== DIRECTIONS FOR THIS TASK ==
Copy each line below that contains "name".
────────
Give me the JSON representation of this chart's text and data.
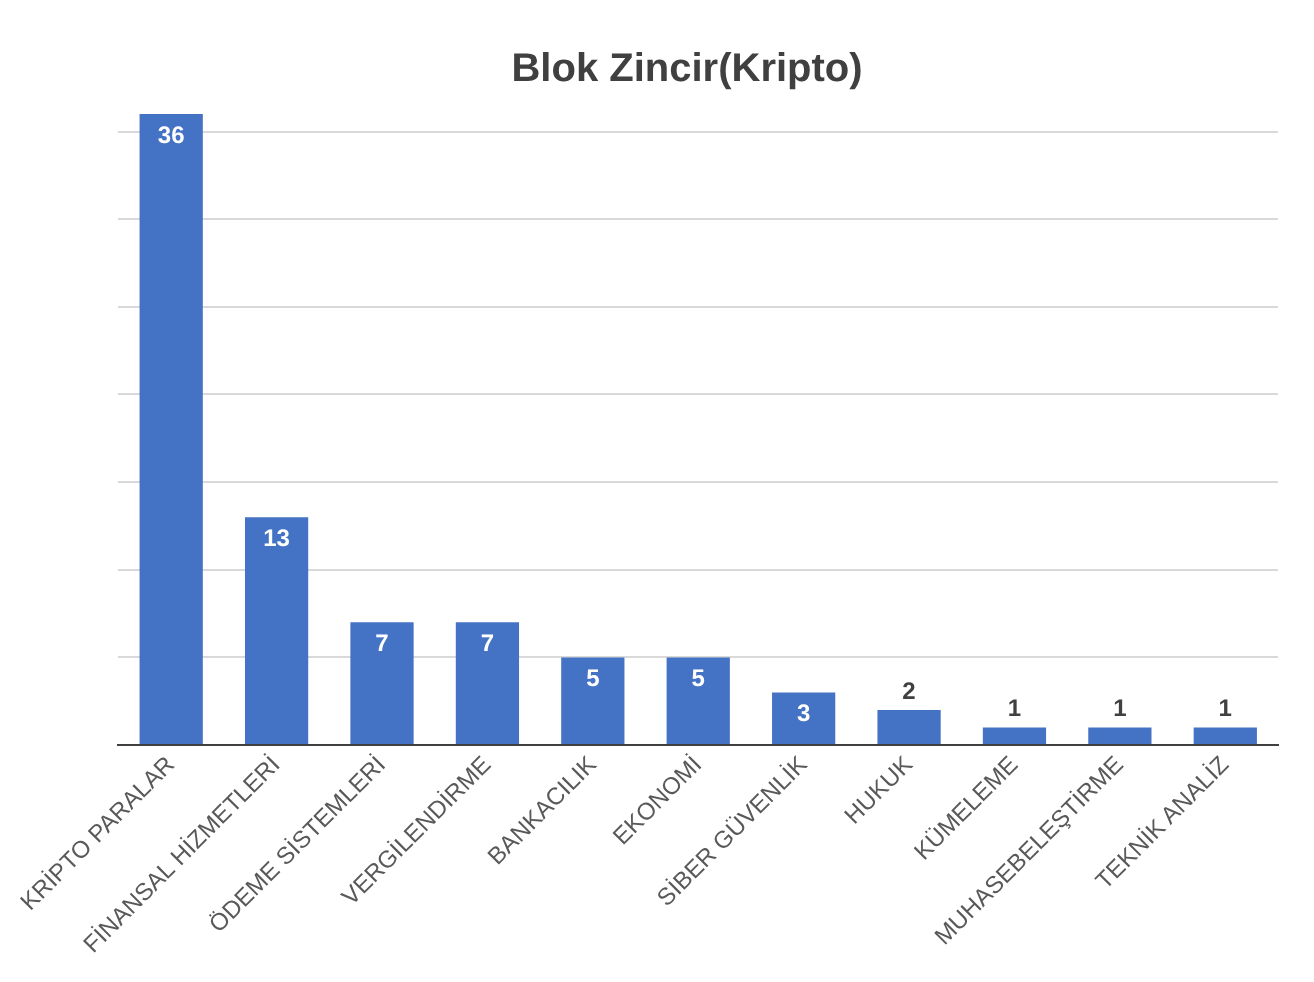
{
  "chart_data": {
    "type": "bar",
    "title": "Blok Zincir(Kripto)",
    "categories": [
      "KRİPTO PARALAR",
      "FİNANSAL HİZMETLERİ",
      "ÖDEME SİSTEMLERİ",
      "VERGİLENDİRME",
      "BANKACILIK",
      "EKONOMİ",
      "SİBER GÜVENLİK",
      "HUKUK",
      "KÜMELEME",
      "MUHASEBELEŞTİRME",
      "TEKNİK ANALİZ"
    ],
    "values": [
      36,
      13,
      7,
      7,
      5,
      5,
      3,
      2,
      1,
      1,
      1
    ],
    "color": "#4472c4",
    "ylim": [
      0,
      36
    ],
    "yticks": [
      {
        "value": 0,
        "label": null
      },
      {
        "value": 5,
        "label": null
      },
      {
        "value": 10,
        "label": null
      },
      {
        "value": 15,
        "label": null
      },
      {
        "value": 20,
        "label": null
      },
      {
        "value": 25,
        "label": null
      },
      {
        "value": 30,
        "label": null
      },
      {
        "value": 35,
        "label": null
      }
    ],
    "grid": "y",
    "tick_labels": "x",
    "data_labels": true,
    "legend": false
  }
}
────────
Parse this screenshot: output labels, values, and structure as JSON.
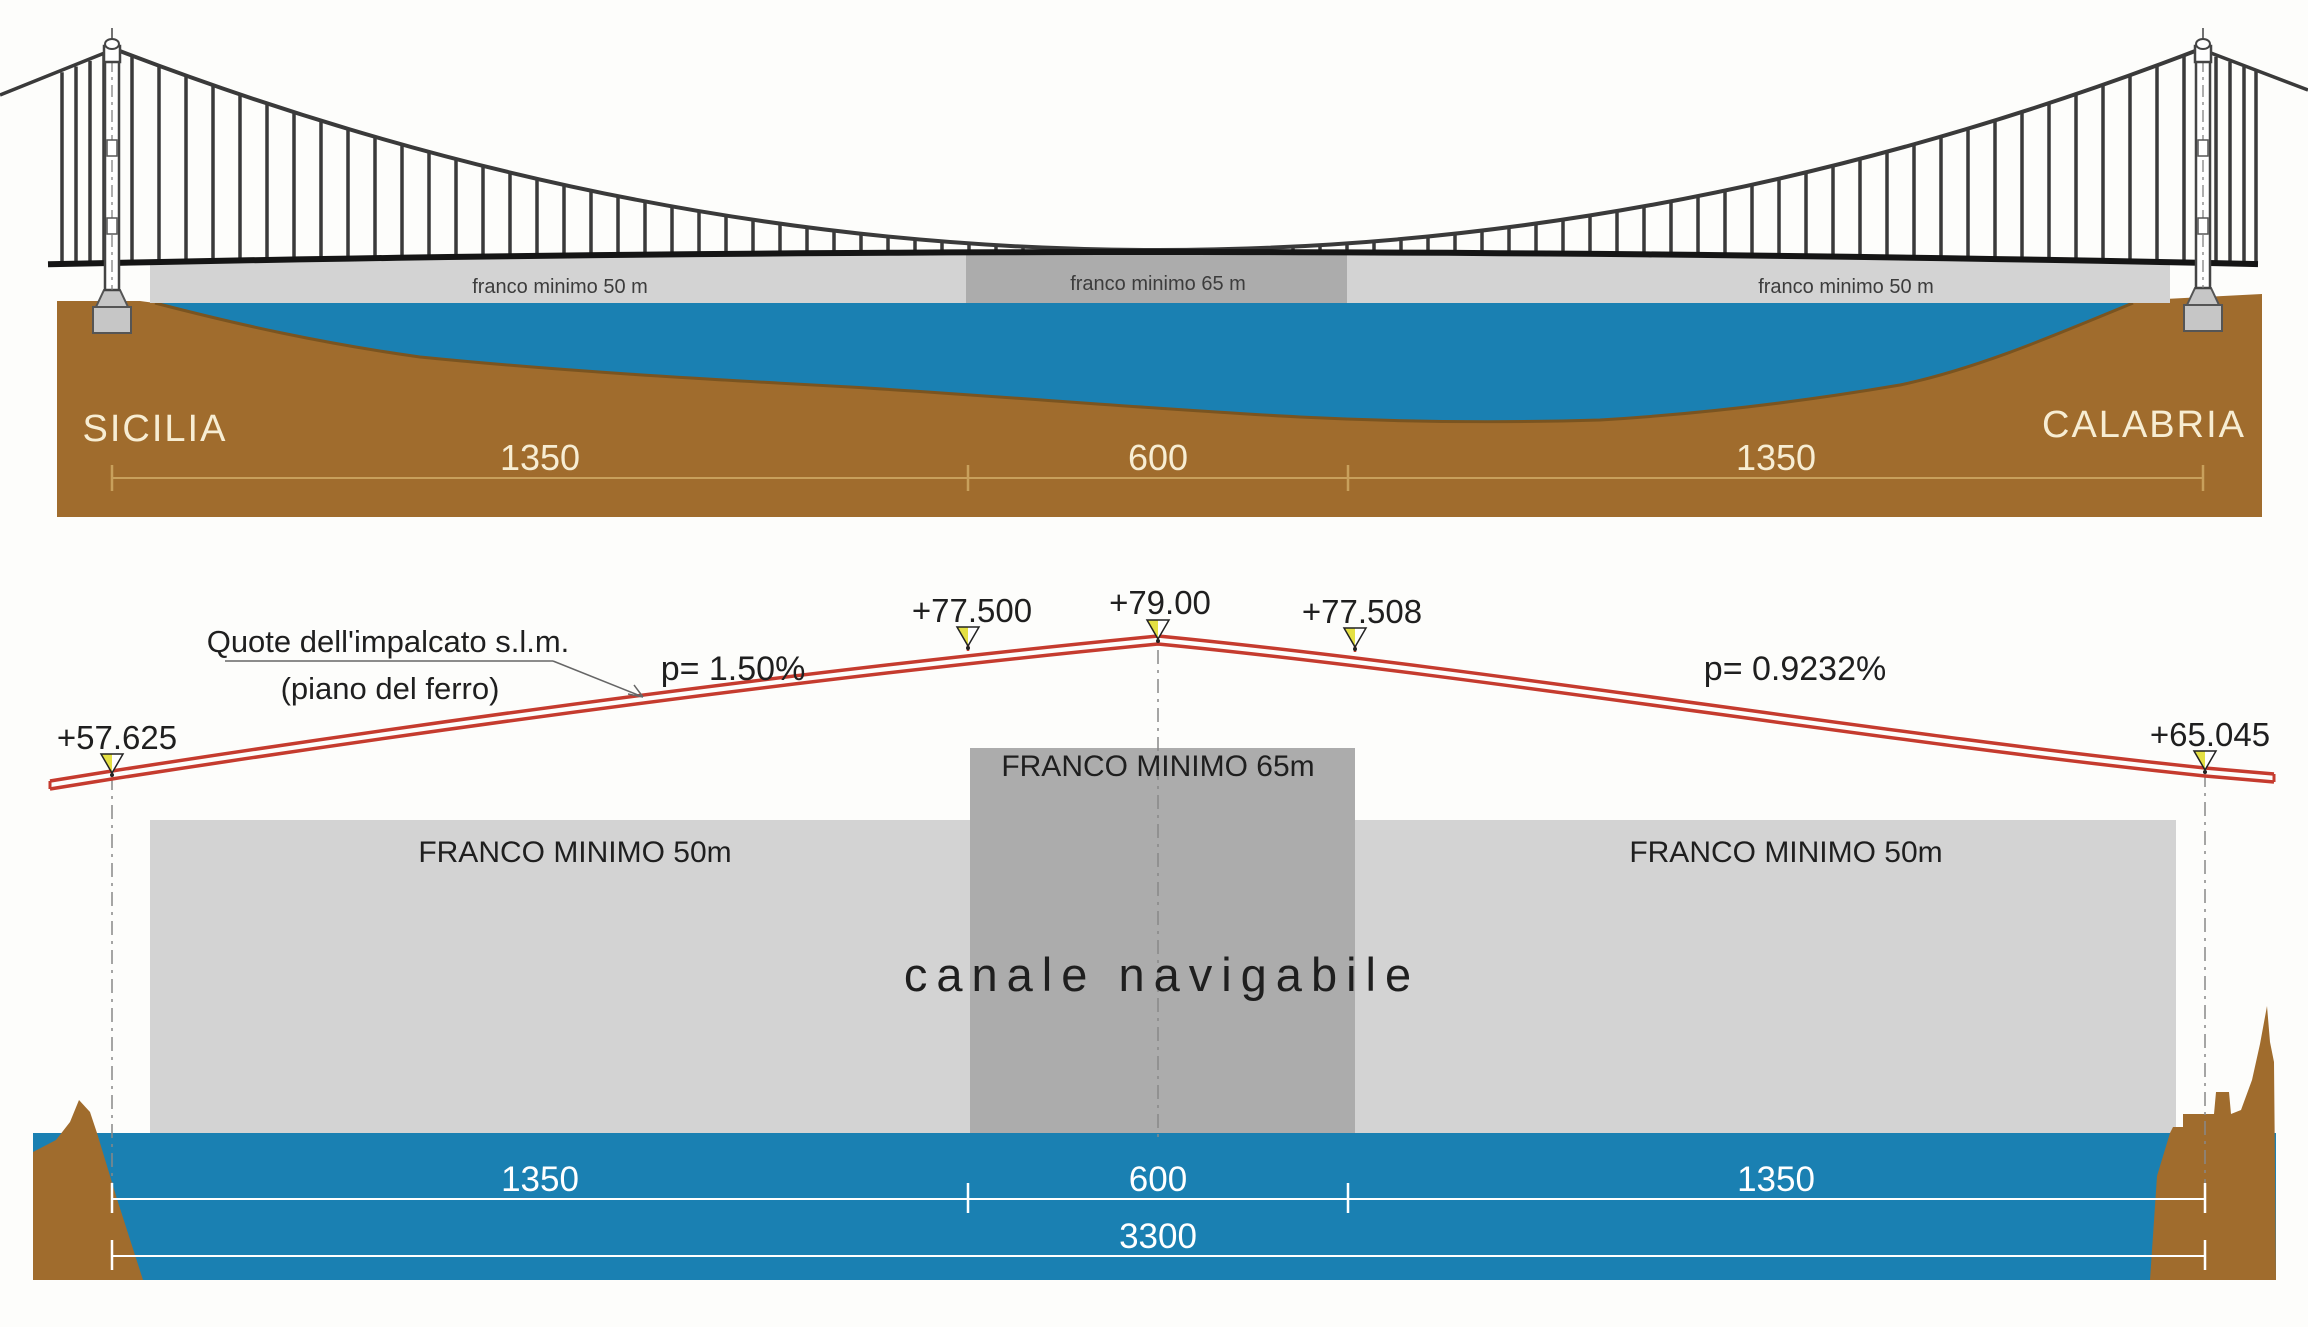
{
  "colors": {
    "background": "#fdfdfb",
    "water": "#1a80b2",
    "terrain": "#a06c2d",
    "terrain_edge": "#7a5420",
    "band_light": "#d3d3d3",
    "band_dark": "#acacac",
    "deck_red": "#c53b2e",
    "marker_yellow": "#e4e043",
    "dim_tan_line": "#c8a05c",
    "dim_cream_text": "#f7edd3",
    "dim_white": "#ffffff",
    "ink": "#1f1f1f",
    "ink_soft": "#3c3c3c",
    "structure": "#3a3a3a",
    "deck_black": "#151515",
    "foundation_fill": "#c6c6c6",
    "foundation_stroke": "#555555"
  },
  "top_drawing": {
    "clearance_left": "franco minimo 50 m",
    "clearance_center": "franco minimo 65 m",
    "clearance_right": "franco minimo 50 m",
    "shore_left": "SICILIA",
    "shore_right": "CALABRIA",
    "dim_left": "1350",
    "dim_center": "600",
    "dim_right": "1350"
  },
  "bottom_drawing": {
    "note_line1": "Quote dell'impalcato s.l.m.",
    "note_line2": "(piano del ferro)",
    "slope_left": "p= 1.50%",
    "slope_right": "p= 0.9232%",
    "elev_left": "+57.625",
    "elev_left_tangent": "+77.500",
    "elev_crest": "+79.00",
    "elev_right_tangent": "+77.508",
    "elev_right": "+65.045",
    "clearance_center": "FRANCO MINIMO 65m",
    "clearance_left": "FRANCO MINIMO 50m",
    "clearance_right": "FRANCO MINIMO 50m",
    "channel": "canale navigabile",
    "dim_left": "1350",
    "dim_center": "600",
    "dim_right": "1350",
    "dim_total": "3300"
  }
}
────────
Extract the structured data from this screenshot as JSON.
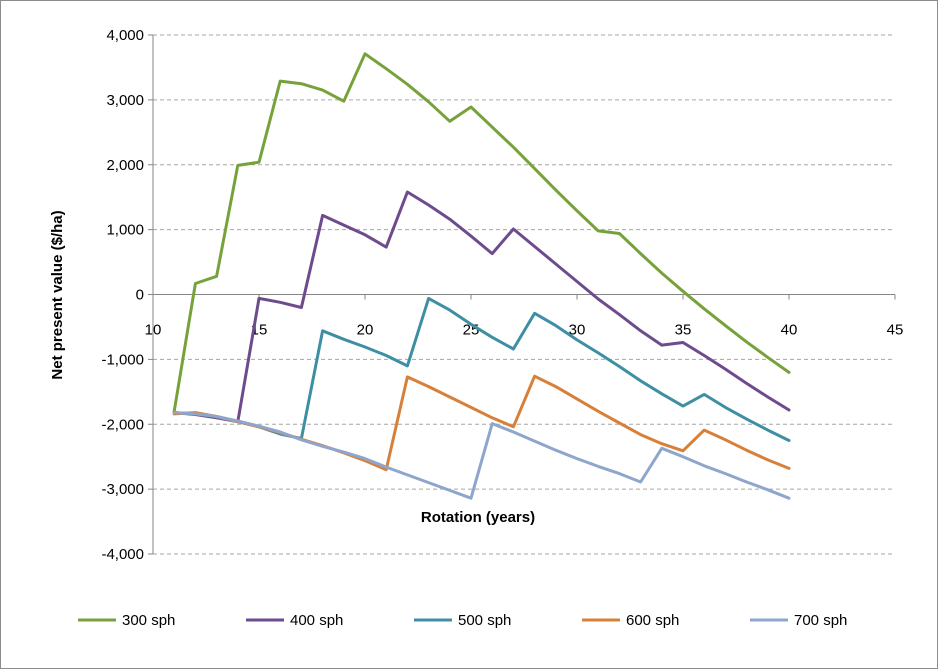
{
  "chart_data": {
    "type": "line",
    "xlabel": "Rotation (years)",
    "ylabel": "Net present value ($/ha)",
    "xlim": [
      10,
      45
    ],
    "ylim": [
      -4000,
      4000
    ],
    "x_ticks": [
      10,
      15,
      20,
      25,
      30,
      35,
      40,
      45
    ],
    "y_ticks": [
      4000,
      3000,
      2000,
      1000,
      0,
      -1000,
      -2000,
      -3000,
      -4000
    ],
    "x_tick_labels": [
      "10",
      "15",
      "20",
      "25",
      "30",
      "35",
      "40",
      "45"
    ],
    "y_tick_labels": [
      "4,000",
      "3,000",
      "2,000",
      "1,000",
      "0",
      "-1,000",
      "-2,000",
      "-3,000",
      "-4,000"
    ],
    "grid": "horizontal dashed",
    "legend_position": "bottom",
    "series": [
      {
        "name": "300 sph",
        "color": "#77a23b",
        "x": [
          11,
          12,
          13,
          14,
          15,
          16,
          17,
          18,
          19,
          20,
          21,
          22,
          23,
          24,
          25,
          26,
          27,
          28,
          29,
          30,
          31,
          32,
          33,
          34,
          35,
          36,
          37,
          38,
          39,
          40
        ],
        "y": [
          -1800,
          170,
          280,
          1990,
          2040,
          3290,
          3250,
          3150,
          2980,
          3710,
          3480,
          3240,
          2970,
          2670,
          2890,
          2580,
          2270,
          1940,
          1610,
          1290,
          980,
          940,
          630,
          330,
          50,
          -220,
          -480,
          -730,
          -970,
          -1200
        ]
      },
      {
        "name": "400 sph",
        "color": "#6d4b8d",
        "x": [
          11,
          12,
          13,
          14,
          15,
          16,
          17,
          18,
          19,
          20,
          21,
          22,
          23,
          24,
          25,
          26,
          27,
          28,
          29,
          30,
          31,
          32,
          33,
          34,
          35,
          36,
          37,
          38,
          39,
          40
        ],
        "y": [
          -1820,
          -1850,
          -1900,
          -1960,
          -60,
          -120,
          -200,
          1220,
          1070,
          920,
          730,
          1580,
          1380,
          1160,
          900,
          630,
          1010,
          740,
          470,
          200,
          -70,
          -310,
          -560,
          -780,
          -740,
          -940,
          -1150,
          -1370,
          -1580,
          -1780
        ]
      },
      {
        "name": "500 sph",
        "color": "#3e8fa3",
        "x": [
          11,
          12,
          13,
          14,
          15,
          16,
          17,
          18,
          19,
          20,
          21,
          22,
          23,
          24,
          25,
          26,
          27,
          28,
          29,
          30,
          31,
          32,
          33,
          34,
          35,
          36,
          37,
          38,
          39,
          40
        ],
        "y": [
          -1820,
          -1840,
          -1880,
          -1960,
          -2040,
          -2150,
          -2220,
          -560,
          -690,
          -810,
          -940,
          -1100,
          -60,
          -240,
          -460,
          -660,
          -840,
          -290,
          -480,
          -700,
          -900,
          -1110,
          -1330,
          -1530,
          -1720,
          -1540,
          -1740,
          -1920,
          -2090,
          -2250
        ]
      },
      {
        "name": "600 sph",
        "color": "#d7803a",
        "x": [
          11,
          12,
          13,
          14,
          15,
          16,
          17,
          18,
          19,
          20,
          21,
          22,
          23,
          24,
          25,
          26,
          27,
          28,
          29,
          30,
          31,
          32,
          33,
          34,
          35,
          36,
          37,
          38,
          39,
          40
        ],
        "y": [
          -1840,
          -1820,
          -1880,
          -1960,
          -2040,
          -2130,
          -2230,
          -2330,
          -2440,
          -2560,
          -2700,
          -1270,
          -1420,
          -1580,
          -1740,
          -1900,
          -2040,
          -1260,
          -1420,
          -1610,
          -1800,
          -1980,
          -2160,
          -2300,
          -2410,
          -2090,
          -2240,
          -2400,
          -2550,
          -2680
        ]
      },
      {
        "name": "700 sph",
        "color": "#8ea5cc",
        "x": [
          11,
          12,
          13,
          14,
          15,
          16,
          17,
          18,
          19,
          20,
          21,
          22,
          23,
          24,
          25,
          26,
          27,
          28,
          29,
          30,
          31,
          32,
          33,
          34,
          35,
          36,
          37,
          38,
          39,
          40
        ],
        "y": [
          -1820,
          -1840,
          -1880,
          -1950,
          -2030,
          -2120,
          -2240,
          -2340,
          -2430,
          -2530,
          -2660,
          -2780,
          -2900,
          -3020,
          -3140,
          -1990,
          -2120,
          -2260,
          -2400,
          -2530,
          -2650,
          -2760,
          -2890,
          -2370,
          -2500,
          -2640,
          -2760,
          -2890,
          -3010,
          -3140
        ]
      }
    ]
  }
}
────────
== COMPLETED EXERCISE ==
        "name": "300 sph",
        "name": "400 sph",
        "name": "500 sph",
        "name": "600 sph",
        "name": "700 sph",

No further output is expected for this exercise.